Check every line below for the word "color" and show those that hold it.

=== GIVEN ENTRIES ===

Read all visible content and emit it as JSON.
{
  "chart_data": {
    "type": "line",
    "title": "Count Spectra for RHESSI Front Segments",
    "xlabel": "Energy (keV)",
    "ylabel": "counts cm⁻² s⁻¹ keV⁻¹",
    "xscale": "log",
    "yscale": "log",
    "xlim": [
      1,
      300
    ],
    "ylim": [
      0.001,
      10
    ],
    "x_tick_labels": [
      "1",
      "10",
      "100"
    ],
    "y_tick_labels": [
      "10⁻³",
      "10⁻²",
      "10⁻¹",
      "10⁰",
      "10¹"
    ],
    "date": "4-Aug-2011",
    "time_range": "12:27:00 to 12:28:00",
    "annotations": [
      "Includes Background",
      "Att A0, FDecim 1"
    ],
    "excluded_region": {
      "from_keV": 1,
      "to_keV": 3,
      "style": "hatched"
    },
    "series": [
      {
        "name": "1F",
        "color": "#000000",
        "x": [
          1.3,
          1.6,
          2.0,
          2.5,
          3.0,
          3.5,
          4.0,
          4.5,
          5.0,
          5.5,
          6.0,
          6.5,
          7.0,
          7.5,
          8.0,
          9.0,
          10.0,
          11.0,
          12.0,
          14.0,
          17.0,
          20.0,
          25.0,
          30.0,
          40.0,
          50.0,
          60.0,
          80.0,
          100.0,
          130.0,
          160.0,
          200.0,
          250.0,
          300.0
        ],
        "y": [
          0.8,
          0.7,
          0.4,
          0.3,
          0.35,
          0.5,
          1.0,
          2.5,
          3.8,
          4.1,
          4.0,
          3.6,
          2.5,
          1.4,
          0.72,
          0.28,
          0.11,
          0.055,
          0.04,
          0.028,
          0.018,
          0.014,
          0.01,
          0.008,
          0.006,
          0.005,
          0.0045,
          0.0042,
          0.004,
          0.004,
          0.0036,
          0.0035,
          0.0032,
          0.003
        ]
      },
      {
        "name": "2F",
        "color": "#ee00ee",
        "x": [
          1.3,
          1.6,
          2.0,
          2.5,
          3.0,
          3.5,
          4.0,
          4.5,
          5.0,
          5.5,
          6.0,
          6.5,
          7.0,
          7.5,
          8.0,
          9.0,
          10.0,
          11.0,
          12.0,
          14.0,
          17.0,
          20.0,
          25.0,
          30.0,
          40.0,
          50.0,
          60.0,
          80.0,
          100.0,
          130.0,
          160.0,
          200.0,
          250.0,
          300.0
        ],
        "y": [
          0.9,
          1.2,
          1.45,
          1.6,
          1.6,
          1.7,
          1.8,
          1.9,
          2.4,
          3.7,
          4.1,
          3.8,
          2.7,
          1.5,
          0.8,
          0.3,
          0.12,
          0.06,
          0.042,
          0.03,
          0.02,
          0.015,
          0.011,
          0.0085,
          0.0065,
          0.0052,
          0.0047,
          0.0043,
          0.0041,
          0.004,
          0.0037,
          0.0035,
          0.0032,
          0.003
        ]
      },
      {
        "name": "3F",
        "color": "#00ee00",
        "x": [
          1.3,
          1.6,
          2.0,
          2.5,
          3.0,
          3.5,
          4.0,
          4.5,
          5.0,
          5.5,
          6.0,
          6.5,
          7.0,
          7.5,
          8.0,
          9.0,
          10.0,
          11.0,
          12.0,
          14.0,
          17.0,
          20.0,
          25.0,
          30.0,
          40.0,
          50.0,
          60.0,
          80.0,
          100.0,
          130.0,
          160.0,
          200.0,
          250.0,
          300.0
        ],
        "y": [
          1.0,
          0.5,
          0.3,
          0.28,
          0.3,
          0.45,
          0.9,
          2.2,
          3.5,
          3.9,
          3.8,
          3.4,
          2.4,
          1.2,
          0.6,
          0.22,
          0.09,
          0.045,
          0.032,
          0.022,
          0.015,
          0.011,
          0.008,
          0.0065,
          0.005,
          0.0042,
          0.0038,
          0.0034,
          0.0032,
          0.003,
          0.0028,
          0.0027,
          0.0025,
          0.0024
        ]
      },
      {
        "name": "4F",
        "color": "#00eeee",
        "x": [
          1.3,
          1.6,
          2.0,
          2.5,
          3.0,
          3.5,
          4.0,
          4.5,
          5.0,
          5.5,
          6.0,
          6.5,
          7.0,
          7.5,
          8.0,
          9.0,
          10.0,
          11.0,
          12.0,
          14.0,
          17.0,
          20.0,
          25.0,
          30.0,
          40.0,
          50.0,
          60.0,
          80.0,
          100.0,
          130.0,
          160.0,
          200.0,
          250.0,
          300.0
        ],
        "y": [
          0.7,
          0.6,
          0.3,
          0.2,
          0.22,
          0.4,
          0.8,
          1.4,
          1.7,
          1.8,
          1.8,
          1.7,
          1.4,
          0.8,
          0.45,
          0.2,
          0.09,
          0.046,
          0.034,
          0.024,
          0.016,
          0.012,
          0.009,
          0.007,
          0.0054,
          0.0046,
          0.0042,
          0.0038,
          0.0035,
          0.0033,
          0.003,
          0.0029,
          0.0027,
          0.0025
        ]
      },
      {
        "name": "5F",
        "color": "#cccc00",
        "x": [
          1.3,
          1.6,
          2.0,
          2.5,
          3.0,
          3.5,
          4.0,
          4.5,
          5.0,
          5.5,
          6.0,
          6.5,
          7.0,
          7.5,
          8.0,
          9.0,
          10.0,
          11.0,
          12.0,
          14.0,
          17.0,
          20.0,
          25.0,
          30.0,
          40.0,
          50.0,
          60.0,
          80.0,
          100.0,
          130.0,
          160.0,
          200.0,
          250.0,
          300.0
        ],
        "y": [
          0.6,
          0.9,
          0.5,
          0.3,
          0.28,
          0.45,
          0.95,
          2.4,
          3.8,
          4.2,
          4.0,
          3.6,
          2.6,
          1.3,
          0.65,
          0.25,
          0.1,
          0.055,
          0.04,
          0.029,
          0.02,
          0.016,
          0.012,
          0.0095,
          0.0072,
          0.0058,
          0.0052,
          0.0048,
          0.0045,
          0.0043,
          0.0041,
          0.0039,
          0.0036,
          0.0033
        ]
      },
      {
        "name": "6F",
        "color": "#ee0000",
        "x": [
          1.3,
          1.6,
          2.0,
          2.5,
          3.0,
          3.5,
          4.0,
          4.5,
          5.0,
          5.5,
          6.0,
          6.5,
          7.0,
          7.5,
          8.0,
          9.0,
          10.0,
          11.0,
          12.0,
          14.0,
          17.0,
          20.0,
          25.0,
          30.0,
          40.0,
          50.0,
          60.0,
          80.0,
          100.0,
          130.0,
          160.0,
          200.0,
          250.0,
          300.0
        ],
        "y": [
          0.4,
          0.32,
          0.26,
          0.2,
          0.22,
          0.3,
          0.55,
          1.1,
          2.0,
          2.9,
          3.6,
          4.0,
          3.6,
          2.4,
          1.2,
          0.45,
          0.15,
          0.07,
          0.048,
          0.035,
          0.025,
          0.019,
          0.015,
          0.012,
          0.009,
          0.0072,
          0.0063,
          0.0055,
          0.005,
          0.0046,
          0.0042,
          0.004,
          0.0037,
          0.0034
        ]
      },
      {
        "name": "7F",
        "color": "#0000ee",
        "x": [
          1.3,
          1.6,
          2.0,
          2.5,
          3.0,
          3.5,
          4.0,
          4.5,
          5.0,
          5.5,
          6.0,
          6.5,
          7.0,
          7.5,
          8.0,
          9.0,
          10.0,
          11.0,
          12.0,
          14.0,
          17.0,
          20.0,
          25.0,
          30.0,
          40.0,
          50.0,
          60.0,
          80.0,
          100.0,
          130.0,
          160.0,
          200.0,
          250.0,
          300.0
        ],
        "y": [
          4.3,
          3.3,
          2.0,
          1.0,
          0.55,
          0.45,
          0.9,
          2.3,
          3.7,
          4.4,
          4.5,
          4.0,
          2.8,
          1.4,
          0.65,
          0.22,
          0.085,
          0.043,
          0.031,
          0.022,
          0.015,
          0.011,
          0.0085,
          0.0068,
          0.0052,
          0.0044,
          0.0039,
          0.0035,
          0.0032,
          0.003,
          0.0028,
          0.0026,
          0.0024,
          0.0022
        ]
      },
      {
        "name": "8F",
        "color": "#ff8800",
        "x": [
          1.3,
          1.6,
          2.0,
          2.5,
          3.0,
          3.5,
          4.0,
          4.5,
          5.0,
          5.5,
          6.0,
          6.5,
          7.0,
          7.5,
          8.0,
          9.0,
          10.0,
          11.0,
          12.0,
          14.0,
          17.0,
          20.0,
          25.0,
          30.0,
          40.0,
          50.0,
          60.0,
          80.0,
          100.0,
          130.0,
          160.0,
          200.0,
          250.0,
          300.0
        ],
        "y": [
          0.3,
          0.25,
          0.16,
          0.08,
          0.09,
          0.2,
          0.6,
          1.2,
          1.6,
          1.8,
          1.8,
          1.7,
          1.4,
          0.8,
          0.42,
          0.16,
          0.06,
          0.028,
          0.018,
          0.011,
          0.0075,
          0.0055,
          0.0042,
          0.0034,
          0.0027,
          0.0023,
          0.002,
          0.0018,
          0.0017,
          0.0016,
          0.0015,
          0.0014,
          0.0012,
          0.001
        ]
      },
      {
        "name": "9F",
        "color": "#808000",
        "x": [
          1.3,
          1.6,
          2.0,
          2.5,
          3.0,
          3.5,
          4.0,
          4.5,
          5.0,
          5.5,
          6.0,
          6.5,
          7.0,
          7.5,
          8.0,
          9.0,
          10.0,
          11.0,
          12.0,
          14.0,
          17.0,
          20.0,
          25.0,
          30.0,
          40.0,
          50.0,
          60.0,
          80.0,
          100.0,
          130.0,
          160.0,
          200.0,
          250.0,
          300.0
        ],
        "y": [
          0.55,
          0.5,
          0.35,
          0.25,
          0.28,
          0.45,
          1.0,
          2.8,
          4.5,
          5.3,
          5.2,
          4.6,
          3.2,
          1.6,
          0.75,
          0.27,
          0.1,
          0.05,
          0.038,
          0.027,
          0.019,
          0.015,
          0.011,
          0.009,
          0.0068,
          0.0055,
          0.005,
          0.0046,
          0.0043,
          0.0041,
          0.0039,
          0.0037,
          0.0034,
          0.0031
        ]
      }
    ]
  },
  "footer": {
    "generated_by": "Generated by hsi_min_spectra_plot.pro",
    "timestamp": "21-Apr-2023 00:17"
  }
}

===

[SOLUTION BELOW]
        "color": "#000000",
        "color": "#ee00ee",
        "color": "#00ee00",
        "color": "#00eeee",
        "color": "#cccc00",
        "color": "#ee0000",
        "color": "#0000ee",
        "color": "#ff8800",
        "color": "#808000",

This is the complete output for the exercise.